> **DIRECTIONS FOR THIS TASK**: Using the listing below, work out how many lines include the word "color". Only the number is to be given.

[SUPPLIED DATA Boundary: Start]

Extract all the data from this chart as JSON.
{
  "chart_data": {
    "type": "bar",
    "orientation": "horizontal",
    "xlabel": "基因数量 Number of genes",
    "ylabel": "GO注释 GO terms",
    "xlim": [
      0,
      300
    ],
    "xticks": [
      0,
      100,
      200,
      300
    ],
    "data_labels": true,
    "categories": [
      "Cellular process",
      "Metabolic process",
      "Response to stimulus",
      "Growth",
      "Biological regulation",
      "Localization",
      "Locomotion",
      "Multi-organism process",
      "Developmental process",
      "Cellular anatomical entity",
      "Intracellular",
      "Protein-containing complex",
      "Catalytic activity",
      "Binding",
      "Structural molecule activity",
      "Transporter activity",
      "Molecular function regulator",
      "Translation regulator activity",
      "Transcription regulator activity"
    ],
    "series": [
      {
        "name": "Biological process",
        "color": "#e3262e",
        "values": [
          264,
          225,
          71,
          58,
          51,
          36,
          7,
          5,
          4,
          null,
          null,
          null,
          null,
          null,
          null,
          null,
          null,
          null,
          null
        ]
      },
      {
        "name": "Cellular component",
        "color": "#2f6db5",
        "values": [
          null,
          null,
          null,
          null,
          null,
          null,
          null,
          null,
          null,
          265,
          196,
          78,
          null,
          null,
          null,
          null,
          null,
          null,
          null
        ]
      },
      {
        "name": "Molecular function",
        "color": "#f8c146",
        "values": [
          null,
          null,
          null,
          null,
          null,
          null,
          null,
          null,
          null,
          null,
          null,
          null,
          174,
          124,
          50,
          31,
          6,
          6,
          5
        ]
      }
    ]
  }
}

[SUPPLIED DATA Boundary: End]

> **SOLUTION TO THE EXERCISE**: 3